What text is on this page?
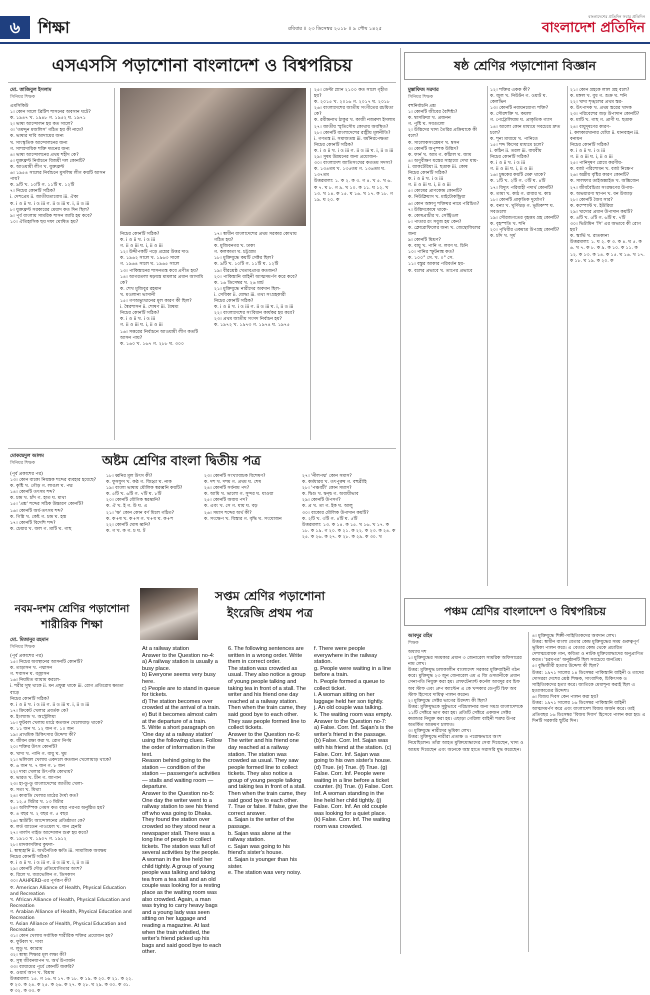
৬	শিক্ষা	রবিবার ॥ ২৩ ডিসেম্বর ২০১৮ ॥ ৯ পৌষ ১৪২৫
বাংলাদেশের প্রতিদিন সবার প্রতিদিন
বাংলাদেশ প্রতিদিন
এসএসসি পড়াশোনা বাংলাদেশ ও বিশ্বপরিচয়
মো. তাজিবুল ইসলাম
সিনিয়র শিক্ষক
এমসিকিউ
১। কোন সালে ব্রিটিশ শাসনের অবসান ঘটে?
ক. ১৯৪৭ খ. ১৯৪৮ গ. ১৯৫২ ঘ. ১৯৭১
২। ভাষা আন্দোলন হয় কত সালে?
৩। 'তমদ্দুন মজলিস' গঠিত হয় কী নামে?
ক. ভাষার দাবি আদায়ের জন্য
খ. সাংস্কৃতিক আন্দোলনের জন্য
গ. সাম্প্রদায়িক শক্তি দমনের জন্য
৪। ভাষা আন্দোলনের প্রথম শহীদ কে?
৫। যুক্তফ্রন্ট নির্বাচনে বিজয়ী দল কোনটি?
ক. আওয়ামী লীগ খ. যুক্তফ্রন্ট
৬। ১৯৫৪ সালের নির্বাচনে মুসলিম লীগ কয়টি আসন পায়?
ক. ৯টি খ. ১০টি গ. ১১টি ঘ. ১২টি
৭। নিচের কোনটি সঠিক?
i. দেশপ্রেম ii. জাতীয়তাবোধ iii. ঐক্য
ক. i ও ii খ. i ও iii গ. ii ও iii ঘ. i, ii ও iii
৮। যুক্তফ্রন্ট সরকারের মেয়াদ কত দিন ছিল?
৯। পূর্ব বাংলায় সামরিক শাসন জারি হয় কবে?
১০। ঐতিহাসিক ছয় দফা ঘোষিত হয়?
নিচের কোনটি সঠিক?
ক. i ও ii খ. i ও iii
গ. ii ও iii ঘ. i, ii ও iii
১২। উদ্দীপকটি পড়ে প্রশ্নের উত্তর দাও
ক. ১৯৬২ সালে খ. ১৯৬৩ সালে
গ. ১৯৬৪ সালে ঘ. ১৯৬৫ সালে
১৩। পাকিস্তানের শাসনতন্ত্র কবে প্রণীত হয়?
১৪। আগরতলা ষড়যন্ত্র মামলার প্রধান আসামি কে?
ক. শেখ মুজিবুর রহমান
খ. মওলানা ভাসানী
১৫। গণঅভ্যুত্থানের মূল কারণ কী ছিল?
i. স্বৈরশাসন ii. শোষণ iii. বৈষম্য
নিচের কোনটি সঠিক?
ক. i ও ii খ. i ও iii
গ. ii ও iii ঘ. i, ii ও iii
১৬। সত্তরের নির্বাচনে আওয়ামী লীগ কতটি আসন পায়?
ক. ১৬০ খ. ১৬৭ গ. ২৮৮ ঘ. ৩০০
১৭। স্বাধীন বাংলাদেশের প্রথম সরকার কোথায় গঠিত হয়?
ক. মুজিবনগর খ. ঢাকা
গ. কলকাতা ঘ. চট্টগ্রাম
১৮। মুক্তিযুদ্ধে কয়টি সেক্টর ছিল?
ক. ৯টি খ. ১০টি গ. ১১টি ঘ. ১২টি
১৯। বীরশ্রেষ্ঠ খেতাবপ্রাপ্ত কতজন?
২০। পাকিস্তানি বাহিনী আত্মসমর্পণ করে কবে?
ক. ১৬ ডিসেম্বর খ. ২৬ মার্চ
২১। মুক্তিযুদ্ধে নারীদের অবদান ছিল-
i. সেবিকা ii. যোদ্ধা iii. তথ্য সংগ্রহকারী
নিচের কোনটি সঠিক?
ক. i ও ii খ. i ও iii গ. ii ও iii ঘ. i, ii ও iii
২২। বাংলাদেশের সংবিধান কার্যকর হয় কবে?
২৩। প্রথম জাতীয় সংসদ নির্বাচন হয়?
ক. ১৯৭২ খ. ১৯৭৩ গ. ১৯৭৪ ঘ. ১৯৭৫
২৫। ডেল্টা প্ল্যান ২১০০ কত সালে গৃহীত হয়?
ক. ২০১৫ খ. ২০১৬ গ. ২০১৭ ঘ. ২০১৮
২৬। বাংলাদেশের জাতীয় সংগীতের রচয়িতা কে?
ক. রবীন্দ্রনাথ ঠাকুর খ. কাজী নজরুল ইসলাম
২৭। জাতীয় স্মৃতিসৌধ কোথায় অবস্থিত?
২৮। কোনটি বাংলাদেশের রাষ্ট্রীয় মূলনীতি?
i. গণতন্ত্র ii. সমাজতন্ত্র iii. ধর্মনিরপেক্ষতা
নিচের কোনটি সঠিক?
ক. i ও ii খ. i ও iii গ. ii ও iii ঘ. i, ii ও iii
২৯। সুষম উন্নয়নের জন্য প্রয়োজন-
৩০। বাংলাদেশ জাতিসংঘের কততম সদস্য?
ক. ১৩৪তম খ. ১৩৫তম গ. ১৩৬তম ঘ. ১৩৭তম
উত্তরমালা: ১. ক ২. ক ৩. গ ৪. খ ৫. খ ৬. ক ৭. ঘ ৮. গ ৯. খ ১০. ক ১১. ঘ ১২. খ ১৩. খ ১৪. ক ১৫. ঘ ১৬. খ ১৭. ক ১৮. গ ১৯. ঘ ২০. ক
ষষ্ঠ শ্রেণির পড়াশোনা বিজ্ঞান
মুস্তাফিজ সরদার
সিনিয়র শিক্ষক
বহুনির্বাচনি প্রশ্ন
১। কোনটি জীবের বৈশিষ্ট্য?
ক. শ্বাসক্রিয়া খ. প্রজনন
গ. পুষ্টি ঘ. সবগুলো
২। উদ্ভিদের খাদ্য তৈরির প্রক্রিয়াকে কী বলে?
ক. সালোকসংশ্লেষণ খ. শ্বসন
৩। কোনটি অপুষ্পক উদ্ভিদ?
ক. ফার্ন খ. আম গ. কাঁঠাল ঘ. জাম
৪। অণুবীক্ষণ যন্ত্রের সাহায্যে দেখা যায়-
i. ব্যাকটেরিয়া ii. ছত্রাক iii. কোষ
নিচের কোনটি সঠিক?
ক. i ও ii খ. i ও iii
গ. ii ও iii ঘ. i, ii ও iii
৫। কোষের প্রাণকেন্দ্র কোনটি?
ক. নিউক্লিয়াস খ. মাইটোকন্ড্রিয়া
৬। কোন অঙ্গাণু শক্তিঘর নামে পরিচিত?
৭। উদ্ভিদকোষে থাকে-
ক. কোষপ্রাচীর খ. সেন্ট্রিওল
৮। পাতার রং সবুজ হয় কেন?
ক. ক্লোরোফিলের জন্য খ. জেন্থোফিলের জন্য
৯। কোনটি মিশ্রণ?
ক. বায়ু খ. পানি গ. লবণ ঘ. চিনি
১০। পানির স্ফুটনাঙ্ক কত?
ক. ১০০° সে. খ. ০° সে.
১১। বস্তুর আকার পরিবর্তন হয়-
ক. বলের প্রভাবে খ. তাপের প্রভাবে
১২। শক্তির একক কী?
ক. জুল খ. নিউটন গ. ওয়াট ঘ. কেলভিন
১৩। কোনটি নবায়নযোগ্য শক্তি?
ক. সৌরশক্তি খ. কয়লা
গ. পেট্রোলিয়াম ঘ. প্রাকৃতিক গ্যাস
১৪। আলো কোন মাধ্যমে সবচেয়ে দ্রুত চলে?
ক. শূন্য মাধ্যমে খ. পানিতে
১৫। শব্দ কিসের মাধ্যমে চলে?
i. কঠিন ii. তরল iii. বায়বীয়
নিচের কোনটি সঠিক?
ক. i ও ii খ. i ও iii
গ. ii ও iii ঘ. i, ii ও iii
১৬। চুম্বকের কয়টি মেরু থাকে?
ক. ১টি খ. ২টি গ. ৩টি ঘ. ৪টি
১৭। বিদ্যুৎ পরিবাহী পদার্থ কোনটি?
ক. তামা খ. কাঠ গ. রাবার ঘ. কাচ
১৮। কোনটি প্রাকৃতিক দুর্যোগ?
ক. বন্যা খ. ঘূর্ণিঝড় গ. ভূমিকম্প ঘ. সবগুলো
১৯। সৌরজগতের বৃহত্তম গ্রহ কোনটি?
ক. বৃহস্পতি খ. শনি
২০। পৃথিবীর একমাত্র উপগ্রহ কোনটি?
ক. চাঁদ খ. সূর্য
২১। কোন গ্রহকে লাল গ্রহ বলে?
ক. মঙ্গল খ. বুধ গ. শুক্র ঘ. শনি
২২। খাদ্য শৃঙ্খলের প্রথম স্তর-
ক. উৎপাদক খ. প্রথম স্তরের খাদক
২৩। পরিবেশের জড় উপাদান কোনটি?
ক. মাটি খ. গাছ গ. প্রাণী ঘ. ছত্রাক
২৪। বায়ুদূষণের কারণ-
i. কলকারখানার ধোঁয়া ii. যানবাহন iii. বনায়ন
নিচের কোনটি সঠিক?
ক. i ও ii খ. i ও iii
গ. ii ও iii ঘ. i, ii ও iii
২৫। পানিদূষণ রোধে করণীয়-
ক. বর্জ্য পরিশোধন খ. বর্জ্য নিক্ষেপ
২৬। অম্লীয় বৃষ্টির কারণ কোনটি?
ক. সালফার ডাইঅক্সাইড খ. অক্সিজেন
২৭। জীববৈচিত্র্য সংরক্ষণের উপায়-
ক. অভয়ারণ্য স্থাপন খ. বন উজাড়
২৮। কোনটি জৈব সার?
ক. কম্পোস্ট খ. ইউরিয়া
২৯। খাদ্যের প্রধান উপাদান কয়টি?
ক. ৪টি খ. ৫টি গ. ৬টি ঘ. ৭টি
৩০। ভিটামিন 'সি' এর অভাবে কী রোগ হয়?
ক. স্কার্ভি খ. রাতকানা
উত্তরমালা: ১. ঘ ২. ক ৩. ক ৪. ঘ ৫. ক ৬. খ ৭. ক ৮. ক ৯. ক ১০. ক ১১. ক ১২. ক ১৩. ক ১৪. ক ১৫. ঘ ১৬. খ ১৭. ক ১৮. ঘ ১৯. ক ২০. ক
মোকছেদুল আলম
সিনিয়র শিক্ষক	অষ্টম শ্রেণির বাংলা দ্বিতীয় পত্র
(পূর্ব প্রকাশের পর)
১৩। কোন বাক্যে নিয়ন্ত্রক শব্দের ব্যবহার হয়েছে?
ক. কৃষ্টি খ. গৌড় গ. লাঙল ঘ. পদ্ম
১৪। কোনটি তৎসম শব্দ?
ক. চন্দ্র খ. চাঁদ গ. হাত ঘ. মাথা
১৫। 'প্রশ্ন' শব্দের সঠিক উচ্চারণ কোনটি?
১৬। কোনটি অর্ধ-তৎসম শব্দ?
ক. গিন্নি খ. কেষ্ট গ. চন্দ্র ঘ. হস্ত
১৭। কোনটি বিদেশি শব্দ?
ক. চেয়ার খ. জল গ. মাটি ঘ. গাছ
১৮। ধ্বনির মূল উৎস কী?
ক. ফুসফুস খ. কণ্ঠ গ. জিহ্বা ঘ. নাক
১৯। বাংলা ভাষায় মৌলিক স্বরধ্বনি কয়টি?
ক. ৫টি খ. ৬টি গ. ৭টি ঘ. ৮টি
২০। কোনটি যৌগিক স্বরধ্বনি?
ক. ঐ খ. ই গ. উ ঘ. এ
২১। 'ক্ষ' কোন কোন বর্ণ মিলে গঠিত?
ক. ক+ষ খ. ক+স গ. খ+য ঘ. ক+শ
২২। কোনটি ঘোষ ধ্বনি?
ক. গ খ. ক গ. চ ঘ. ট
২৩। কোনটি সংখ্যাবাচক বিশেষণ?
ক. দশ খ. দশম গ. প্রথম ঘ. শেষ
২৪। কোনটি সর্বনাম পদ?
ক. আমি খ. ভালো গ. সুন্দর ঘ. যাওয়া
২৫। কোনটি অব্যয় পদ?
ক. এবং খ. সে গ. যায় ঘ. বড়
২৬। সমাস শব্দের অর্থ কী?
ক. সংক্ষেপ খ. বিস্তার গ. বৃদ্ধি ঘ. সংযোজন
২৭। 'নীলপদ্ম' কোন সমাস?
ক. কর্মধারয় খ. তৎপুরুষ গ. বহুব্রীহি
২৮। 'পঞ্চবটী' কোন সমাস?
ক. দ্বিগু খ. দ্বন্দ্ব গ. অব্যয়ীভাব
২৯। কোনটি উপসর্গ?
ক. প্র খ. তা গ. ইক ঘ. আলু
৩০। বাক্যের মৌলিক উপাদান কয়টি?
ক. ২টি খ. ৩টি গ. ৪টি ঘ. ৫টি
উত্তরমালা: ১৩. ক ১৪. ক ১৫. খ ১৬. খ ১৭. ক ১৮. ক ১৯. গ ২০. ক ২১. ক ২২. ক ২৩. ক ২৪. ক ২৫. ক ২৬. ক ২৭. ক ২৮. ক ২৯. ক ৩০. খ
সপ্তম শ্রেণির পড়াশোনা ইংরেজি প্রথম পত্র
At a railway station
Answer to the Question no-4:
a) A railway station is usually a busy place.
b) Everyone seems very busy here.
c) People are to stand in queue for tickets.
d) The station becomes over crowded at the arrival of a train.
e) But it becomes almost calm at the departure of a train.
5. Write a short paragraph on 'One day at a railway station' using the following clues. Follow the order of information in the text.
Reason behind going to the station — condition of the station — passenger's activities — stalls and waiting room — departure.
Answer to the Question no-5:
One day the writer went to a railway station to see his friend off who was going to Dhaka. They found the station over crowded so they stood near a newspaper stall. There was a long line of people to collect tickets. The station was full of several activities by the people. A woman in the line held her child tightly. A group of young people was talking and taking tea from a tea stall and an old couple was looking for a resting place as the waiting room was also crowded. Again, a man was trying to carry heavy bags and a young lady was seen sitting on her luggage and reading a magazine. At last when the train whistled, the writer's friend picked up his bags and said good bye to each other.
6. The following sentences are written in a wrong order. Write them in correct order.
The station was crowded as usual. They also notice a group of young people talking and taking tea in front of a stall. The writer and his friend one day reached at a railway station. Then when the train came, they said good bye to each other. They saw people formed line to collect tickets.
Answer to the Question no-6:
The writer and his friend one day reached at a railway station. The station was crowded as usual. They saw people formed line to collect tickets. They also notice a group of young people talking and taking tea in front of a stall. Then when the train came, they said good bye to each other.
7. True or false. If false, give the correct answer.
a. Sajan is the writer of the passage.
b. Sajan was alone at the railway station.
c. Sajan was going to his friend's sister's house.
d. Sajan is younger than his sister.
e. The station was very noisy.
f. There were people everywhere in the railway station.
g. People were waiting in a line before a train.
h. People formed a queue to collect ticket.
i. A woman sitting on her luggage held her son tightly.
j. An old couple was talking.
k. The waiting room was empty.
Answer to the Question no-7:
a) False. Corr. Inf. Sajan's is the writer's friend in the passage. (b) False. Corr. Inf. Sajan was with his friend at the station. (c) False. Corr. Inf. Sajan was going to his own sister's house. (d) True. (e) True. (f) True. (g) False. Corr. Inf. People were waiting in a line before a ticket counter. (h) True. (i) False. Corr. Inf. A woman standing in the line held her child tightly. (j) False. Corr. Inf. An old couple was looking for a quiet place. (k) False. Corr. Inf. The waiting room was crowded.
নবম-দশম শ্রেণির পড়াশোনা
শারীরিক শিক্ষা
মো. মিজানুর রহমান
সিনিয়র শিক্ষক
(পূর্ব প্রকাশের পর)
১৫। নিচের অবস্থানের আসনটি কোনটি?
ক. তাড়াসন খ. পদ্মাসন
গ. শবাসন ঘ. বজ্রাসন
১৬। নিয়মিত ব্যায়াম করলে-
i. শরীর সুস্থ থাকে ii. মন প্রফুল্ল থাকে iii. রোগ প্রতিরোধ ক্ষমতা বাড়ে
নিচের কোনটি সঠিক?
ক. i ও ii খ. i ও iii গ. ii ও iii ঘ. i, ii ও iii
১৭। ক্রিকেট খেলার প্রবর্তক কে?
ক. ইংল্যান্ড খ. অস্ট্রেলিয়া
১৮। ফুটবল খেলায় মাঠে কতজন খেলোয়াড় থাকে?
ক. ১১ জন খ. ১২ জন গ. ১০ জন
১৯। প্রাথমিক চিকিৎসার উদ্দেশ্য কী?
ক. জীবন রক্ষা করা খ. রোগ নির্ণয়
২০। শক্তির উৎস কোনটি?
ক. খাদ্য খ. পানি গ. বায়ু ঘ. ঘুম
২১। ভলিবল খেলায় একদলে কতজন খেলোয়াড় থাকে?
ক. ৬ জন খ. ৭ জন গ. ৮ জন
২২। দাবা খেলার উৎপত্তি কোথায়?
ক. ভারত খ. চীন গ. জাপান
২৩। হা-ডু-ডু বাংলাদেশের জাতীয় খেলা-
ক. সত্য খ. মিথ্যা
২৪। কাবাডি খেলার মাঠের দৈর্ঘ্য কত?
ক. ১২.৫ মিটার খ. ১৩ মিটার
২৫। অলিম্পিক গেমস কত বছর পরপর অনুষ্ঠিত হয়?
ক. ৪ বছর খ. ২ বছর গ. ৫ বছর
২৬। স্কাউটিং আন্দোলনের প্রতিষ্ঠাতা কে?
ক. লর্ড ব্যাডেন পাওয়েল খ. জন হেনরি
২৭। গার্লস গাইড আন্দোলন শুরু হয় কবে?
ক. ১৯১০ খ. ১৯০৭ গ. ১৯১২
২৮। মাদকাসক্তির কুফল-
i. স্বাস্থ্যহানি ii. অর্থনৈতিক ক্ষতি iii. সামাজিক অবক্ষয়
নিচের কোনটি সঠিক?
ক. i ও ii খ. i ও iii গ. ii ও iii ঘ. i, ii ও iii
২৯। কোনটি দৌড় প্রতিযোগিতার অংশ?
ক. রিলে খ. জ্যাভেলিন গ. ডিসকাস
৩০। AAHPERD-এর পূর্ণরূপ কী?
ক. American Alliance of Health, Physical Education and Recreation
খ. African Alliance of Health, Physical Education and Recreation
গ. Arabian Alliance of Health, Physical Education and Recreation
ঘ. Asian Alliance of Health, Physical Education and Recreation
৩১। কোন খেলায় সর্বাধিক শারীরিক শক্তির প্রয়োজন হয়?
ক. ফুটবল খ. দাবা
গ. লুডু ঘ. ক্যারাম
৩২। স্বাস্থ্য শিক্ষার মূল লক্ষ্য কী?
ক. সুস্থ জীবনযাপন খ. অর্থ উপার্জন
৩৩। ব্যায়ামের পূর্বে কোনটি জরুরি?
ক. ওয়ার্ম আপ খ. বিশ্রাম
উত্তরমালা: ১৫. গ ১৬. ঘ ১৭. ক ১৮. ক ১৯. ক ২০. ক ২১. ক ২২. ক ২৩. ক ২৪. ক ২৫. ক ২৬. ক ২৭. ক ২৮. ঘ ২৯. ক ৩০. ক ৩১. ক ৩২. ক ৩৩. ক
পঞ্চম শ্রেণির বাংলাদেশ ও বিশ্বপরিচয়
আবদুর রহিম
শিক্ষক
অধ্যায় দশ
১। মুক্তিযুদ্ধের সময়কার প্রধান ৩ জেনারেল সামরিক অফিসারের নাম লেখ।
উত্তর: মুক্তিযুদ্ধ চলাকালীন বাংলাদেশ সরকার মুক্তিবাহিনী গঠন করে। মুক্তিযুদ্ধ ২৩ জুন জেনারেল এম এ জি ওসমানীকে প্রধান সেনাপতি নিযুক্ত করা হয়। লেফটেন্যান্ট কর্নেল আবদুর রব চিফ অব স্টাফ এবং গ্রুপ ক্যাপ্টেন এ কে খন্দকার ডেপুটি চিফ অব স্টাফ হিসেবে দায়িত্ব পালন করেন।
২। মুক্তিযুদ্ধে সেক্টর ভাগের উদ্দেশ্য কী ছিল?
উত্তর: মুক্তিযুদ্ধকে সুষ্ঠুভাবে পরিচালনার জন্য সমগ্র বাংলাদেশকে ১১টি সেক্টরে ভাগ করা হয়। প্রতিটি সেক্টরে একজন সেক্টর কমান্ডার নিযুক্ত করা হয়। এছাড়া গেরিলা বাহিনী শত্রুর উপর অতর্কিত আক্রমণ চালাত।
৩। মুক্তিযুদ্ধে নারীদের ভূমিকা লেখ।
উত্তর: মুক্তিযুদ্ধে নারীরা প্রত্যক্ষ ও পরোক্ষভাবে অংশ নিয়েছিলেন। তাঁরা আহত মুক্তিযোদ্ধাদের সেবা দিয়েছেন, খাদ্য ও আশ্রয় দিয়েছেন এবং অনেকে অস্ত্র হাতে সরাসরি যুদ্ধ করেছেন।
৪। মুক্তিযুদ্ধে শিল্পী-সাহিত্যিকদের অবদান লেখ।
উত্তর: স্বাধীন বাংলা বেতার কেন্দ্র মুক্তিযুদ্ধের সময় গুরুত্বপূর্ণ ভূমিকা পালন করে। এ বেতার কেন্দ্র থেকে প্রচারিত দেশাত্মবোধক গান, কবিতা ও নাটক মুক্তিযোদ্ধাদের অনুপ্রাণিত করত। 'চরমপত্র' অনুষ্ঠানটি ছিল সবচেয়ে জনপ্রিয়।
৫। বুদ্ধিজীবী হত্যার উদ্দেশ্য কী ছিল?
উত্তর: ১৯৭১ সালের ১৪ ডিসেম্বর পাকিস্তানি বাহিনী ও তাদের দোসররা দেশের শ্রেষ্ঠ শিক্ষক, সাংবাদিক, চিকিৎসক ও সাহিত্যিকদের হত্যা করে। জাতিকে মেধাশূন্য করাই ছিল এ হত্যাকাণ্ডের উদ্দেশ্য।
৬। বিজয় দিবস কেন পালন করা হয়?
উত্তর: ১৯৭১ সালের ১৬ ডিসেম্বর পাকিস্তানি বাহিনী আত্মসমর্পণ করে এবং বাংলাদেশ বিজয় অর্জন করে। তাই প্রতিবছর ১৬ ডিসেম্বর 'বিজয় দিবস' হিসেবে পালন করা হয়। এ দিনটি সরকারি ছুটির দিন।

• What the task requires
Please list every line of the records that contains "Physical".

• Final result
ক. American Alliance of Health, Physical Education and Recreation
খ. African Alliance of Health, Physical Education and Recreation
গ. Arabian Alliance of Health, Physical Education and Recreation
ঘ. Asian Alliance of Health, Physical Education and Recreation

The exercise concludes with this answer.